-- BEGIN Entries shown --
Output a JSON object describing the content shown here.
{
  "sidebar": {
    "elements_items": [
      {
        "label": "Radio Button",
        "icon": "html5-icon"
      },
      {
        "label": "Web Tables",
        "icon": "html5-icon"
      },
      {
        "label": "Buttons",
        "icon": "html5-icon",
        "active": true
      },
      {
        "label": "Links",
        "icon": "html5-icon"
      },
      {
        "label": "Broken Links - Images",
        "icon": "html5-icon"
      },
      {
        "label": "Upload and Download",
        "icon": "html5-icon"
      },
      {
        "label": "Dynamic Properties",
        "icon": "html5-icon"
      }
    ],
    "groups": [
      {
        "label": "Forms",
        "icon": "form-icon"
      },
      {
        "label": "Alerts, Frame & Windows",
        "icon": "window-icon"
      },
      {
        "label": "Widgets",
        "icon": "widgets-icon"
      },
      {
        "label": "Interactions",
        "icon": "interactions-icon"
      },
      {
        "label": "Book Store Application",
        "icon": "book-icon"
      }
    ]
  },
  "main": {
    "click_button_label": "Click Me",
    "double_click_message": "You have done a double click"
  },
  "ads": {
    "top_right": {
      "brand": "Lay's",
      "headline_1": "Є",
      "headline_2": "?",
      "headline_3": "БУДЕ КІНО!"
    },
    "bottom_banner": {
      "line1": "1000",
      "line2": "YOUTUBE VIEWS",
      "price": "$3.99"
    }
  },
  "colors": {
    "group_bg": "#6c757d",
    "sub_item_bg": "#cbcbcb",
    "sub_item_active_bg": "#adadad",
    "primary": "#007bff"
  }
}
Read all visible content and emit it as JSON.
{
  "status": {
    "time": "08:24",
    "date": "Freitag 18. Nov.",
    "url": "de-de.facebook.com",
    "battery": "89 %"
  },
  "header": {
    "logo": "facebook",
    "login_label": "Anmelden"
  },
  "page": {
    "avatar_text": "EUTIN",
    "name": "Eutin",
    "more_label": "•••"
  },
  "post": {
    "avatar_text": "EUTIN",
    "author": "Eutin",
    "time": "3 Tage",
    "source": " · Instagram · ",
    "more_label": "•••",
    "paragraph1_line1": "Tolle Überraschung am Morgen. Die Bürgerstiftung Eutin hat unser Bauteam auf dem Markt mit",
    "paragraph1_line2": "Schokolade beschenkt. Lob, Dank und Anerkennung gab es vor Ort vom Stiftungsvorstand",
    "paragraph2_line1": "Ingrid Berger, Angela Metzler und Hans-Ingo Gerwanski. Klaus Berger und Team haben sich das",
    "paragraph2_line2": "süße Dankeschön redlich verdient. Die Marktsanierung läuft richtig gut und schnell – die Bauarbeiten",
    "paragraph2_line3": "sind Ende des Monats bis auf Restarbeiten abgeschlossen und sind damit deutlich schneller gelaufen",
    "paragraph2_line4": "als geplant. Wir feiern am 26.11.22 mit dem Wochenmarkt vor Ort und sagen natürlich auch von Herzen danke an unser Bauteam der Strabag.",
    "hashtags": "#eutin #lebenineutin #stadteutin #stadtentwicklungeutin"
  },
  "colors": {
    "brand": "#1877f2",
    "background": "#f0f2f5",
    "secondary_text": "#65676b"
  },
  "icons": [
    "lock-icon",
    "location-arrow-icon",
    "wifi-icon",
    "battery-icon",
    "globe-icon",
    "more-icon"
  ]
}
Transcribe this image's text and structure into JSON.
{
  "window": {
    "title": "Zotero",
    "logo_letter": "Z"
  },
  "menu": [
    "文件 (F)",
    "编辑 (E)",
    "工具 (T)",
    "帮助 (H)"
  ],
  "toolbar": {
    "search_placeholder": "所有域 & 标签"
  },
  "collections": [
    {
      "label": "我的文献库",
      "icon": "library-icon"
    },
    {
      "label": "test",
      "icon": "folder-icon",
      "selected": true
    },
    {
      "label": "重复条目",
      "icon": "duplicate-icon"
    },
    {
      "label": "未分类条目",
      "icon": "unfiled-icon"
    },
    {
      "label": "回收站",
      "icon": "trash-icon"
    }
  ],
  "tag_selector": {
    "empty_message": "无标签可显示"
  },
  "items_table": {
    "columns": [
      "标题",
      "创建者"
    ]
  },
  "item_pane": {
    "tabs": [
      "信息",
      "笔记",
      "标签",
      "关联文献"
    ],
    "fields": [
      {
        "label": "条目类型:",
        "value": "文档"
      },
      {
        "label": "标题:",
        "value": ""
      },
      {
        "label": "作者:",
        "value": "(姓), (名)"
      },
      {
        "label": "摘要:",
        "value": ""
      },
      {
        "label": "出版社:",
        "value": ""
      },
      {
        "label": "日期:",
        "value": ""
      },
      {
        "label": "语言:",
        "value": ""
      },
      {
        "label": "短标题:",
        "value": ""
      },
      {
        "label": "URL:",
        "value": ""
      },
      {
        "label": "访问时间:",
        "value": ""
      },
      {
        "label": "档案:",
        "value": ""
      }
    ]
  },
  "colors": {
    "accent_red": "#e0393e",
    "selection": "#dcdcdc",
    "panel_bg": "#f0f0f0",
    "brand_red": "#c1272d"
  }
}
-- END Entries shown --
Extract each record, keeping it identical to the original.

Output a JSON object describing the content shown here.
{
  "sidebar": {
    "elements_items": [
      {
        "label": "Radio Button",
        "icon": "html5-icon"
      },
      {
        "label": "Web Tables",
        "icon": "html5-icon"
      },
      {
        "label": "Buttons",
        "icon": "html5-icon",
        "active": true
      },
      {
        "label": "Links",
        "icon": "html5-icon"
      },
      {
        "label": "Broken Links - Images",
        "icon": "html5-icon"
      },
      {
        "label": "Upload and Download",
        "icon": "html5-icon"
      },
      {
        "label": "Dynamic Properties",
        "icon": "html5-icon"
      }
    ],
    "groups": [
      {
        "label": "Forms",
        "icon": "form-icon"
      },
      {
        "label": "Alerts, Frame & Windows",
        "icon": "window-icon"
      },
      {
        "label": "Widgets",
        "icon": "widgets-icon"
      },
      {
        "label": "Interactions",
        "icon": "interactions-icon"
      },
      {
        "label": "Book Store Application",
        "icon": "book-icon"
      }
    ]
  },
  "main": {
    "click_button_label": "Click Me",
    "double_click_message": "You have done a double click"
  },
  "ads": {
    "top_right": {
      "brand": "Lay's",
      "headline_1": "Є",
      "headline_2": "?",
      "headline_3": "БУДЕ КІНО!"
    },
    "bottom_banner": {
      "line1": "1000",
      "line2": "YOUTUBE VIEWS",
      "price": "$3.99"
    }
  },
  "colors": {
    "group_bg": "#6c757d",
    "sub_item_bg": "#cbcbcb",
    "sub_item_active_bg": "#adadad",
    "primary": "#007bff"
  }
}
Read all visible content and emit it as JSON.
{
  "status": {
    "time": "08:24",
    "date": "Freitag 18. Nov.",
    "url": "de-de.facebook.com",
    "battery": "89 %"
  },
  "header": {
    "logo": "facebook",
    "login_label": "Anmelden"
  },
  "page": {
    "avatar_text": "EUTIN",
    "name": "Eutin",
    "more_label": "•••"
  },
  "post": {
    "avatar_text": "EUTIN",
    "author": "Eutin",
    "time": "3 Tage",
    "source": " · Instagram · ",
    "more_label": "•••",
    "paragraph1_line1": "Tolle Überraschung am Morgen. Die Bürgerstiftung Eutin hat unser Bauteam auf dem Markt mit",
    "paragraph1_line2": "Schokolade beschenkt. Lob, Dank und Anerkennung gab es vor Ort vom Stiftungsvorstand",
    "paragraph2_line1": "Ingrid Berger, Angela Metzler und Hans-Ingo Gerwanski. Klaus Berger und Team haben sich das",
    "paragraph2_line2": "süße Dankeschön redlich verdient. Die Marktsanierung läuft richtig gut und schnell – die Bauarbeiten",
    "paragraph2_line3": "sind Ende des Monats bis auf Restarbeiten abgeschlossen und sind damit deutlich schneller gelaufen",
    "paragraph2_line4": "als geplant. Wir feiern am 26.11.22 mit dem Wochenmarkt vor Ort und sagen natürlich auch von Herzen danke an unser Bauteam der Strabag.",
    "hashtags": "#eutin #lebenineutin #stadteutin #stadtentwicklungeutin"
  },
  "colors": {
    "brand": "#1877f2",
    "background": "#f0f2f5",
    "secondary_text": "#65676b"
  },
  "icons": [
    "lock-icon",
    "location-arrow-icon",
    "wifi-icon",
    "battery-icon",
    "globe-icon",
    "more-icon"
  ]
}
Transcribe this image's text and structure into JSON.
{
  "window": {
    "title": "Zotero",
    "logo_letter": "Z"
  },
  "menu": [
    "文件 (F)",
    "编辑 (E)",
    "工具 (T)",
    "帮助 (H)"
  ],
  "toolbar": {
    "search_placeholder": "所有域 & 标签"
  },
  "collections": [
    {
      "label": "我的文献库",
      "icon": "library-icon"
    },
    {
      "label": "test",
      "icon": "folder-icon",
      "selected": true
    },
    {
      "label": "重复条目",
      "icon": "duplicate-icon"
    },
    {
      "label": "未分类条目",
      "icon": "unfiled-icon"
    },
    {
      "label": "回收站",
      "icon": "trash-icon"
    }
  ],
  "tag_selector": {
    "empty_message": "无标签可显示"
  },
  "items_table": {
    "columns": [
      "标题",
      "创建者"
    ]
  },
  "item_pane": {
    "tabs": [
      "信息",
      "笔记",
      "标签",
      "关联文献"
    ],
    "fields": [
      {
        "label": "条目类型:",
        "value": "文档"
      },
      {
        "label": "标题:",
        "value": ""
      },
      {
        "label": "作者:",
        "value": "(姓), (名)"
      },
      {
        "label": "摘要:",
        "value": ""
      },
      {
        "label": "出版社:",
        "value": ""
      },
      {
        "label": "日期:",
        "value": ""
      },
      {
        "label": "语言:",
        "value": ""
      },
      {
        "label": "短标题:",
        "value": ""
      },
      {
        "label": "URL:",
        "value": ""
      },
      {
        "label": "访问时间:",
        "value": ""
      },
      {
        "label": "档案:",
        "value": ""
      }
    ]
  },
  "colors": {
    "accent_red": "#e0393e",
    "selection": "#dcdcdc",
    "panel_bg": "#f0f0f0",
    "brand_red": "#c1272d"
  }
}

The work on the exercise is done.